### PROBLEM DETAILS
Only the number is wanted: count the lines in the data with "Phenyl" in them.

— Start —

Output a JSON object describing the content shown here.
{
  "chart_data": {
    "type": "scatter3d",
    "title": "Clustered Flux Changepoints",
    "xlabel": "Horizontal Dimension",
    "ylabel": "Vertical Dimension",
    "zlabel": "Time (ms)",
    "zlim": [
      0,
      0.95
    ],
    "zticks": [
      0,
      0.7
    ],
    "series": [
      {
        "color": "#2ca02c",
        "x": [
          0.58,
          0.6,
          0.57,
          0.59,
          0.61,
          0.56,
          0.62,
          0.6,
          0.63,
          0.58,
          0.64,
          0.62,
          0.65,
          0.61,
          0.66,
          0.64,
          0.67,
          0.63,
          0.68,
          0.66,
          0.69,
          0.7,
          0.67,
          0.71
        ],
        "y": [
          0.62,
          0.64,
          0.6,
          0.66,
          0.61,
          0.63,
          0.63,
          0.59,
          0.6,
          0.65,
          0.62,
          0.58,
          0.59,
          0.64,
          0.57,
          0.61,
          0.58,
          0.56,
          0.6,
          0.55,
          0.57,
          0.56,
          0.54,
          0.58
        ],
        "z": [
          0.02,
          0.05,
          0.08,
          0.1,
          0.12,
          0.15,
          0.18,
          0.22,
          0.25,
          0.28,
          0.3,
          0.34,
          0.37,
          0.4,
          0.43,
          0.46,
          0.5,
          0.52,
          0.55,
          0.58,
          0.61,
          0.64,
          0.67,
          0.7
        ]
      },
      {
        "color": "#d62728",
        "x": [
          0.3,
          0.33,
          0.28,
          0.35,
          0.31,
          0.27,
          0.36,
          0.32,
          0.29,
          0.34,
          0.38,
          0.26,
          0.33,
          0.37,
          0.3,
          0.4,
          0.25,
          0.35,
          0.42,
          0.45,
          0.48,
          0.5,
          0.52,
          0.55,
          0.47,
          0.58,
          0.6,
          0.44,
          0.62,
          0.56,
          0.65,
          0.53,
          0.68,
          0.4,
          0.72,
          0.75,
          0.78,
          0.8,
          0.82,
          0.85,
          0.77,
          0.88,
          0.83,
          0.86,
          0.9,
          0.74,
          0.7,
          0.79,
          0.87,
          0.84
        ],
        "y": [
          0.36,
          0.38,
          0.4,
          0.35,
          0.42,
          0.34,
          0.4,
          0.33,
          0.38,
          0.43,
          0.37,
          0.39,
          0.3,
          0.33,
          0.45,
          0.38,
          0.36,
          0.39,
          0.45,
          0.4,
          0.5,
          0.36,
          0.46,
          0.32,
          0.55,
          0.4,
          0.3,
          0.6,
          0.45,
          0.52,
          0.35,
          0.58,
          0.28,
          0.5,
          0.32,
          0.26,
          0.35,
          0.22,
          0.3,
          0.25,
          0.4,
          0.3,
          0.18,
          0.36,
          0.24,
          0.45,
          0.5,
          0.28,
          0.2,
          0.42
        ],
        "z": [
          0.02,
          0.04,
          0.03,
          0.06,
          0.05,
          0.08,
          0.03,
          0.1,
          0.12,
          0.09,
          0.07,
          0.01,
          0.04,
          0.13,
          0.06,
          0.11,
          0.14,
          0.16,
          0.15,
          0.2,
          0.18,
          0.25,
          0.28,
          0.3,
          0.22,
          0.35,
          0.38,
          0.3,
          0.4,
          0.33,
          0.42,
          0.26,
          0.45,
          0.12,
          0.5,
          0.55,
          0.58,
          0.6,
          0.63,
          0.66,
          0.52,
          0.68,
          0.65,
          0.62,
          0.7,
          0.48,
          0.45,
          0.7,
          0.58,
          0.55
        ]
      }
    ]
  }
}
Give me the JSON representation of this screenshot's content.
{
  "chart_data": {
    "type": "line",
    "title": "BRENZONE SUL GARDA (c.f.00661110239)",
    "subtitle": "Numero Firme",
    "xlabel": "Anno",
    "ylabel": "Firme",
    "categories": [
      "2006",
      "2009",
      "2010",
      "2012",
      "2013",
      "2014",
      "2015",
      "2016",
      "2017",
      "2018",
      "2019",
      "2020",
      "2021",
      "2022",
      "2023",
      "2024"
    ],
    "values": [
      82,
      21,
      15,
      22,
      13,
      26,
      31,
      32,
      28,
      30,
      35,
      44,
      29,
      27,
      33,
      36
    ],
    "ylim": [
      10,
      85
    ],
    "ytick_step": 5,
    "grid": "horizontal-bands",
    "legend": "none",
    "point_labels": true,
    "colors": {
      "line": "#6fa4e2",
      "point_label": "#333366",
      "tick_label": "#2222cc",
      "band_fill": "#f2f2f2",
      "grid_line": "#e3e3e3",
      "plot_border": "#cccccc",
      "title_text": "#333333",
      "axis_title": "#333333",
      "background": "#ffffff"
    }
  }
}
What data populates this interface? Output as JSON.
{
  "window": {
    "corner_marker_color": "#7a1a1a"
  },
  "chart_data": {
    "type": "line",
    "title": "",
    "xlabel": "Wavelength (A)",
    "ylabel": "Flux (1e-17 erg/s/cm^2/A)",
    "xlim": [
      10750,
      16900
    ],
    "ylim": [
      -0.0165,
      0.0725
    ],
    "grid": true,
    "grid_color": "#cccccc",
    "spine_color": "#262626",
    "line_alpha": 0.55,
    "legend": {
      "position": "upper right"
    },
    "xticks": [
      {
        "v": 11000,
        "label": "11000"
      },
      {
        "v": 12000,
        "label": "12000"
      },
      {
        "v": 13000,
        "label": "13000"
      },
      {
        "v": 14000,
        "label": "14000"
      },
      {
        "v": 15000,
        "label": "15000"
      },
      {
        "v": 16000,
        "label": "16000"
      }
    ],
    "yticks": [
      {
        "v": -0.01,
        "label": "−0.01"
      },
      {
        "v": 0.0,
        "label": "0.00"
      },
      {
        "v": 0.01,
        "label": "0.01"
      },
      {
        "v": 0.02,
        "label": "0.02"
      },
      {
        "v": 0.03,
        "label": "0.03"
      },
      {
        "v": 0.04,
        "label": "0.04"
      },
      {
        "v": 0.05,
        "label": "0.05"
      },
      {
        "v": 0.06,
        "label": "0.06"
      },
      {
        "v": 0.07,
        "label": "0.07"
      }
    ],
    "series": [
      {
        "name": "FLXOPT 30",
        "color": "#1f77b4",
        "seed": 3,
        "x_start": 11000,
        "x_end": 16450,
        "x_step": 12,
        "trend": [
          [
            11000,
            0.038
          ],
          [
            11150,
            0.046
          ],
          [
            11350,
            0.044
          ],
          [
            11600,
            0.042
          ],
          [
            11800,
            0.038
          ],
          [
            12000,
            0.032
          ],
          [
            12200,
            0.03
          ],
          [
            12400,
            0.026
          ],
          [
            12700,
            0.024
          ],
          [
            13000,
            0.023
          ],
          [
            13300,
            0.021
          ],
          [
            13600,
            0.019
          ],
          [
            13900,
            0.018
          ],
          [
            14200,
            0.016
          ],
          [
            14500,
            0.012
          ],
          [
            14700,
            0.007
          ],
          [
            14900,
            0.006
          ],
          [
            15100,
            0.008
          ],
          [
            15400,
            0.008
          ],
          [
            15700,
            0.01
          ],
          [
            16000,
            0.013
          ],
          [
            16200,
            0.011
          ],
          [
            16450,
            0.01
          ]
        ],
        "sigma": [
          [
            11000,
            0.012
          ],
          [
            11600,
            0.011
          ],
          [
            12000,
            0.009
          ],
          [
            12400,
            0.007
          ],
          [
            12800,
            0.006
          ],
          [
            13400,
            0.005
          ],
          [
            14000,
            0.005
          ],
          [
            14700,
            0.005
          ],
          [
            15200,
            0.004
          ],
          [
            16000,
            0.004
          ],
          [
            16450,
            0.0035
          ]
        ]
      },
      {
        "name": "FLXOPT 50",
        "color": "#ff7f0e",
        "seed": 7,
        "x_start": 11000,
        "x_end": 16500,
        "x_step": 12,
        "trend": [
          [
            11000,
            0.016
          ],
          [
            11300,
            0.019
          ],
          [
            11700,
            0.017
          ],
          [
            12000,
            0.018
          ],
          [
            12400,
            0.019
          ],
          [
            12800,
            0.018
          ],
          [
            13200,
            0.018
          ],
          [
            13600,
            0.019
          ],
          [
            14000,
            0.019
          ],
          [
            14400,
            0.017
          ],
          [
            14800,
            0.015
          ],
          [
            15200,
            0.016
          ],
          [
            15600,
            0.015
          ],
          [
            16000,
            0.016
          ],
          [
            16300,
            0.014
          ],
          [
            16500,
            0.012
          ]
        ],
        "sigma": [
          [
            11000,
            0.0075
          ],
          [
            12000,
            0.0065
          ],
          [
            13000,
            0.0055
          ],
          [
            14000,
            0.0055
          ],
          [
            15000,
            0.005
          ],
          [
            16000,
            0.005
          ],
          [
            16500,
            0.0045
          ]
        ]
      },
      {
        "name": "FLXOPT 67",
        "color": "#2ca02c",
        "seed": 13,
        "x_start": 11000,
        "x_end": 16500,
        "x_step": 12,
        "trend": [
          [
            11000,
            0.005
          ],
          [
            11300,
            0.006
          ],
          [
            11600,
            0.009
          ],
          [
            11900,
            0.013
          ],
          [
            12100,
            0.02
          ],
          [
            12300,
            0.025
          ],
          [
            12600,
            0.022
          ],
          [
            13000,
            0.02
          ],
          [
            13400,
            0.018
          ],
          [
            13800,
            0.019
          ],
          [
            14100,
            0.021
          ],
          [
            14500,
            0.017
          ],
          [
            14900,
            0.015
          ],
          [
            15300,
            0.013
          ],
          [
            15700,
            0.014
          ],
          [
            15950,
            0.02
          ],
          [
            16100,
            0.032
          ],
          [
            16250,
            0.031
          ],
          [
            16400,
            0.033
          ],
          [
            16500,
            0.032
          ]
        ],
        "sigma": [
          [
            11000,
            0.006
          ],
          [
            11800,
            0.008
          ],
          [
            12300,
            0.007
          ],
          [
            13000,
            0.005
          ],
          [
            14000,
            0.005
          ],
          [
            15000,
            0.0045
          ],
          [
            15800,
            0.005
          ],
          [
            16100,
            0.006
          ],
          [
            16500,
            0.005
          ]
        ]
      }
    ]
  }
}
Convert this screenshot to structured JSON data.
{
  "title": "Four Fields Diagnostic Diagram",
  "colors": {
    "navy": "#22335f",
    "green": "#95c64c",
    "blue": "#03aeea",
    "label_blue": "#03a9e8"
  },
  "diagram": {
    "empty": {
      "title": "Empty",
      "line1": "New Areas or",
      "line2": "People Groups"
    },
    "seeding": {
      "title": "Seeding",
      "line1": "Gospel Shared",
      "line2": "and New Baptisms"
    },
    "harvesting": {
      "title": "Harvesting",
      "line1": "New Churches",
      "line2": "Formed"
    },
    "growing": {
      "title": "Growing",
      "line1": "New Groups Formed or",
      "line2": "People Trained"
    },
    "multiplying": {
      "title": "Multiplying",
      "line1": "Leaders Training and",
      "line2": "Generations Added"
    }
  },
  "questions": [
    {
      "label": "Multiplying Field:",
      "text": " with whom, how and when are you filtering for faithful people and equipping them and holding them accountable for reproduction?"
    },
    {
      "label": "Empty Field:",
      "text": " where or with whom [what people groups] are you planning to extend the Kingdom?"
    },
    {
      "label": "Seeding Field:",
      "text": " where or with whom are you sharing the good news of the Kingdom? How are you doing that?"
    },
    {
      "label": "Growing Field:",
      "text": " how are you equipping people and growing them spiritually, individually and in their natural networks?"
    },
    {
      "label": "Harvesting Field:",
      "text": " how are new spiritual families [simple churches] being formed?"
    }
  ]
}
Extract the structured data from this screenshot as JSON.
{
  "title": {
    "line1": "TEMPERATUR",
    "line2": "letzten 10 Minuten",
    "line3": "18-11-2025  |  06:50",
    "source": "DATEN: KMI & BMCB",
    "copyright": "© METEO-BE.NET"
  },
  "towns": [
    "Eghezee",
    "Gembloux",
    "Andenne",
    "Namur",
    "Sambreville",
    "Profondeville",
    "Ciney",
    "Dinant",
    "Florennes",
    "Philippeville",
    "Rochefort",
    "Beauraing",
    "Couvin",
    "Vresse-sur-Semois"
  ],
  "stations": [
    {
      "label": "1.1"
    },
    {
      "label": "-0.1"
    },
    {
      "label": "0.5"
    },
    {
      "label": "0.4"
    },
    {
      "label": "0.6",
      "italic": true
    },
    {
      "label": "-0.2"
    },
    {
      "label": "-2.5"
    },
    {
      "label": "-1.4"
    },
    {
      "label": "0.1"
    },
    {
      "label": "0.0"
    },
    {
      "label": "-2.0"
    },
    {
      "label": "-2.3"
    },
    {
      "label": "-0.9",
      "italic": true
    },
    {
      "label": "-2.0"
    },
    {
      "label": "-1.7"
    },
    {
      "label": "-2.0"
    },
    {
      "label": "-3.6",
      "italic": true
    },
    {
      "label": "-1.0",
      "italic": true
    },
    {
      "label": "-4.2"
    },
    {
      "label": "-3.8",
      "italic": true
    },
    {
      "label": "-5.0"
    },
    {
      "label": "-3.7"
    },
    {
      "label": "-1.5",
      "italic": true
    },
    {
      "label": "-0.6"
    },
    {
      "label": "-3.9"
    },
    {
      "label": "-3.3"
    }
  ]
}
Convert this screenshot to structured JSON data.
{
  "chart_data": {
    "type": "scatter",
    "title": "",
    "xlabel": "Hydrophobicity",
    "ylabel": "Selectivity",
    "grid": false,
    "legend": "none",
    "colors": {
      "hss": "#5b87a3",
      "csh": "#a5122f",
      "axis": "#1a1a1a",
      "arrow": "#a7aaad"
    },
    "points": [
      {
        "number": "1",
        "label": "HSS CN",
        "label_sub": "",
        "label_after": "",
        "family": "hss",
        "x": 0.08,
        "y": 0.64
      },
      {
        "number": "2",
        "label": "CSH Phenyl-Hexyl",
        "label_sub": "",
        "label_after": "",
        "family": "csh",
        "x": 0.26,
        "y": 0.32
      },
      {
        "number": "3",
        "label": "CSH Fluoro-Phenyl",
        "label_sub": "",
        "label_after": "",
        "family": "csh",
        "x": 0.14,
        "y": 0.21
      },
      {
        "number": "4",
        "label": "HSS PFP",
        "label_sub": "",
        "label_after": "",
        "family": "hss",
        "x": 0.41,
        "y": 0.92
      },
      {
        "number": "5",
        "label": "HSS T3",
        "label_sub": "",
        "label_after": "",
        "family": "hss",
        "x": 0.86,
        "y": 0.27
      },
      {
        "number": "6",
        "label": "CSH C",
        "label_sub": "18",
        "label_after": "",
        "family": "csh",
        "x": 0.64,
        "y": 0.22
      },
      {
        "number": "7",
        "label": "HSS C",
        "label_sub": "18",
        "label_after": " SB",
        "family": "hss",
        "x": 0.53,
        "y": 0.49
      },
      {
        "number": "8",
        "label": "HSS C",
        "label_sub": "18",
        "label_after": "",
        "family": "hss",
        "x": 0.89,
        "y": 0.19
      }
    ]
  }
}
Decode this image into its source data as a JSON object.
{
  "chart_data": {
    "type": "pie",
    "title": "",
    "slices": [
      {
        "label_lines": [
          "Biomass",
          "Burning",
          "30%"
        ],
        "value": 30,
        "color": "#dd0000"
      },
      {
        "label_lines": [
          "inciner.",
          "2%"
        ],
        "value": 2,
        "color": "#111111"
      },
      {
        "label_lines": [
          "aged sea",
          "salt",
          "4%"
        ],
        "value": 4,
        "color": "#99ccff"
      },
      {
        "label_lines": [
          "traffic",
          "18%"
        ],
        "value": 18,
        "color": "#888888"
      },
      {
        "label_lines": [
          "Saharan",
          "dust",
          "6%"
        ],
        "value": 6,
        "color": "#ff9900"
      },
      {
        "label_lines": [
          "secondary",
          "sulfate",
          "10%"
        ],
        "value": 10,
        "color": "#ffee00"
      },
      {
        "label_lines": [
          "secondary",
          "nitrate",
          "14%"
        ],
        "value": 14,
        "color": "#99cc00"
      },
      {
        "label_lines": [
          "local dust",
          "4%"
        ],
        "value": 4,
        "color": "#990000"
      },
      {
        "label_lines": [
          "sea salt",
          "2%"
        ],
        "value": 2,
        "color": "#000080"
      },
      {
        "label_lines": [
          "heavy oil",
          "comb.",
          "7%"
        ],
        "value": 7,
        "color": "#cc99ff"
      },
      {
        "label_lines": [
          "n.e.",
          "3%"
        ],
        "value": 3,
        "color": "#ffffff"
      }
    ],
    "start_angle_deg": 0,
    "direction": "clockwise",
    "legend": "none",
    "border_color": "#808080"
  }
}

— End —

### COMPLETE ANSWER
2